A good question to disentangle possible effects of the shoes.

The Adidas APE1 (as it will be henceforth referred to) claims a few things that could be potentially advantageous. Let’s look at them and their potential benefits:

1. Weight – the men’s US size 9 of the APE1 is 138g. The men’s US size 9 VaporFly 3 is 184g. That’s a 46 g difference. The general rule that plays out for shoe weight is that every 100g added to the foot decreases running economy by 1%. Remember, the original VaporFly decreased running economy by 4%, for context (I often explained the magnitude to people as – imagine if you added almost a pound to each foot – that’s what the old shoes are compared to the VF in terms of efficiency, ha). So, the APE1 would be expected to enhance RE by ~0.46% (for a US M9) all other things being equal. I assume Assefa is not wearing a USM9 (a little smaller – so the difference is a little smaller), so let’s say she gets a 0.4% RE benefit from the weight savings alone.

2. Energy Return (Resilience) – the company claims that the foam returns even more energy than the “Lightstrike Pro” foam. We don’t know exactly what this polymer is (PEBA like the VF or otherwise), but I’ve tested the material properties of it in my lab, and it’s nearly identical to the Nike foam. So it’s either PEBA-based or a very similar chemical and manufacturing. I’ve tested their LS Pro foam as returning about ~85% energy (on par with the ZoomX PEBA from Nike). I can’t imagine it would really get much higher (say, higher 80s/maybe low 90s). The effect of that sort of step change is hard to quantify in terms of RE, but assuming the compliance (softness) is the same, it would recycle a tiny amount more energy per step. I would hedge on the benefit not being as large as that weight savings (I would also hedge that it’s probably not linear (ie – the RE benefit of going from 70 to 80 is probably larger than 80 to 90), so a few more percentage points in the energy return (say going from 85% to 90%) is likely beneficial, but not huge. I would peg it as almost certainly smaller than the 0.4% gain from the weight savings.

3. The “Rocker” Geometry – they changed the structure of the shoe to have a more extreme rocker (ie – the taper towards the forefoot starts further back on the shoe). It’s hard to quantify the effect of this. Again, I can’t imagine it’s larger than the weight savings or the energy return increase (they moved it from ~70% of the length of the shoe to 60% – so ~2.5 cm back).

So in sum, I think the weight savings (46g US M9 -> 0.4-0.5% RE benefit – likely 0.4% RE benefit (or less) for a smaller shoe) is the dominant benefit, with a smaller potential benefit coming from slightly enhanced foam. The rocker shift is harder to quantify, but likely not as large as those two. So all in all, you’re most likely looking at something that’s less than 1% enhancement in RE with very generous assumptions (the weight savings is pretty solid – the other two are harder to quantify).

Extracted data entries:

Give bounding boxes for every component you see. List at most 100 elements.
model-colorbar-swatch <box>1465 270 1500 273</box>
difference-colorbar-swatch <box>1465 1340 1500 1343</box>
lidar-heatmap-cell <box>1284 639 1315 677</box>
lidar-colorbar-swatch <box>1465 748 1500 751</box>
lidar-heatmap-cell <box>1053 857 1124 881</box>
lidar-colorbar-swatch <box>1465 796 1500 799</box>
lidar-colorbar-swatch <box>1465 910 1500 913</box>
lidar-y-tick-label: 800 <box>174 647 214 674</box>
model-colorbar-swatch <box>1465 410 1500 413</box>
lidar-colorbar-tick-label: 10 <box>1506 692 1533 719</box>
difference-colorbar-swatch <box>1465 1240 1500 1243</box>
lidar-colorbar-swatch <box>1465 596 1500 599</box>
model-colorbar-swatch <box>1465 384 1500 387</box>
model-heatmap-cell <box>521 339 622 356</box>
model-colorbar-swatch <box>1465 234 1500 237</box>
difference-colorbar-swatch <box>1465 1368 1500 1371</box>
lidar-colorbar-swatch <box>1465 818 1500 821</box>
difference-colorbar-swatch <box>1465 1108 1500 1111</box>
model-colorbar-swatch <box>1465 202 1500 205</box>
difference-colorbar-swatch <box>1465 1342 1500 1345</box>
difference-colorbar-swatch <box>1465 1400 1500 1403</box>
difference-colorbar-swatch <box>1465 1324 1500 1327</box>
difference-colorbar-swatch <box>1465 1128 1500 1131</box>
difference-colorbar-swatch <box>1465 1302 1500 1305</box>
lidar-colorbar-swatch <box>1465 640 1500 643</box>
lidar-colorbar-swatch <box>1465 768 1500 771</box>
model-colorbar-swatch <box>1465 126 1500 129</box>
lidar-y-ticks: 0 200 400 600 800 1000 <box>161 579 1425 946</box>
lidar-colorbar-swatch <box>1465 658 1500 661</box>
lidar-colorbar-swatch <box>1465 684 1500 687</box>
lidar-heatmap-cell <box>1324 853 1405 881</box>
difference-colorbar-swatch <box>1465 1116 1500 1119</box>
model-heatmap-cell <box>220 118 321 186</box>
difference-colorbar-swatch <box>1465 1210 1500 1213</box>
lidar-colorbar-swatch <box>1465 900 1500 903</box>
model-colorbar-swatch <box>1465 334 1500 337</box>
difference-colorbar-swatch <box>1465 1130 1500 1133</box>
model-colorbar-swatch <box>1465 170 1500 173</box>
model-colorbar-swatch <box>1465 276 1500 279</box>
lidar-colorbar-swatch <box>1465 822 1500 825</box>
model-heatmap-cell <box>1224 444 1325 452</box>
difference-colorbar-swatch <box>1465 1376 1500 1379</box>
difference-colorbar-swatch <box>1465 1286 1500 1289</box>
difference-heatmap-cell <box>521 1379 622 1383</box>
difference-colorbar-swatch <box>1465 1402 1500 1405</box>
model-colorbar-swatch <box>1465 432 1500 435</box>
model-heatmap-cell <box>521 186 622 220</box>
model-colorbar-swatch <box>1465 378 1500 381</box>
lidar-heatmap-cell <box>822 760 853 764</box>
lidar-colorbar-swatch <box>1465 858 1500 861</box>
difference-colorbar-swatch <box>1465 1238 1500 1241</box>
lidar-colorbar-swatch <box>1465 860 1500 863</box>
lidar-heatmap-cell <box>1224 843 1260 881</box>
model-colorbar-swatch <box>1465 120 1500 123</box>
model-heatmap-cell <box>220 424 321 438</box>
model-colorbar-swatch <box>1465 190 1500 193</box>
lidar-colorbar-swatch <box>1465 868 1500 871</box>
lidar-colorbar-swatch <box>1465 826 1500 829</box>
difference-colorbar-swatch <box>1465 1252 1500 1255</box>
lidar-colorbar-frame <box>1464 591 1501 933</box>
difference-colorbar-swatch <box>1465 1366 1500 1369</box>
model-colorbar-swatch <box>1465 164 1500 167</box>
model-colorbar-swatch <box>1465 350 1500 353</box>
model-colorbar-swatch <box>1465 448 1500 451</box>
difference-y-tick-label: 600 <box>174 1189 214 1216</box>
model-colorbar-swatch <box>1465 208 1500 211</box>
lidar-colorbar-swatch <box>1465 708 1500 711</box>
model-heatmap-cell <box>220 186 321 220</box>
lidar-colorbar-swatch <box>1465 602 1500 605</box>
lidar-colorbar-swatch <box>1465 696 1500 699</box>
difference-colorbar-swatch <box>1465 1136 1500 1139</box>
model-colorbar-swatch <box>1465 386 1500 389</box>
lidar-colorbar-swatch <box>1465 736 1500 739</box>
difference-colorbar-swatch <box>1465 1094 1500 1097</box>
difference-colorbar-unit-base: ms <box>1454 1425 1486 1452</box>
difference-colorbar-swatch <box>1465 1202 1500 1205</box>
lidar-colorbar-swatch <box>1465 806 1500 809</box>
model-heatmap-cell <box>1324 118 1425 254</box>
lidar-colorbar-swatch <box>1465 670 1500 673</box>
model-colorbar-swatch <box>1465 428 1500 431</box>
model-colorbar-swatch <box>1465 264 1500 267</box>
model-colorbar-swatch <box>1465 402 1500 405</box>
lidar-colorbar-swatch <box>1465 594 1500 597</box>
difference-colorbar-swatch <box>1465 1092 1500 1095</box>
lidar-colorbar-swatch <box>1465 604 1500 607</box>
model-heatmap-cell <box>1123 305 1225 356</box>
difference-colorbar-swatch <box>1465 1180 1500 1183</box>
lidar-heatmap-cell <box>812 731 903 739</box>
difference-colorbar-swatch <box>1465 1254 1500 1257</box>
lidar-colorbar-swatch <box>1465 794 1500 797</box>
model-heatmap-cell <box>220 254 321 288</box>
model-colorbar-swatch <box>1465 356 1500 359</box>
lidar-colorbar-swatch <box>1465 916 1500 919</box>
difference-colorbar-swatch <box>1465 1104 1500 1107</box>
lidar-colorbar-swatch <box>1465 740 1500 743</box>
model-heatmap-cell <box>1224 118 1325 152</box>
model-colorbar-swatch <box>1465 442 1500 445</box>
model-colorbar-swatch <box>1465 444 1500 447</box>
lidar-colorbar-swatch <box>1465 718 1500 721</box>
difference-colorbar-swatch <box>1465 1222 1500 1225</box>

• [Exercise requirements]:
1) Condense the paragraph of the Adidas APE1 text that begins "So in sum" into a short list, keeping its main facts.
2) Duplicate everything in the Adidas APE1 text from "1. Weight –" down to "weight savings alone.".

• [Expected results]:
1)
- Weight savings are the dominant benefit: 46 g at US M9 gives a 0.4–0.5% RE benefit, likely 0.4% or less for a smaller shoe.
- Slightly enhanced foam may add a smaller benefit.
- The rocker shift is harder to quantify and is likely smaller than both.
- Overall, the RE enhancement is most likely under 1%, even with very generous assumptions.
- The weight savings figure is fairly solid. The other two are harder to quantify.

2)
1. Weight – the men’s US size 9 of the APE1 is 138g. The men’s US size 9 VaporFly 3 is 184g. That’s a 46 g difference. The general rule that plays out for shoe weight is that every 100g added to the foot decreases running economy by 1%. Remember, the original VaporFly decreased running economy by 4%, for context (I often explained the magnitude to people as – imagine if you added almost a pound to each foot – that’s what the old shoes are compared to the VF in terms of efficiency, ha). So, the APE1 would be expected to enhance RE by ~0.46% (for a US M9) all other things being equal. I assume Assefa is not wearing a USM9 (a little smaller – so the difference is a little smaller), so let’s say she gets a 0.4% RE benefit from the weight savings alone.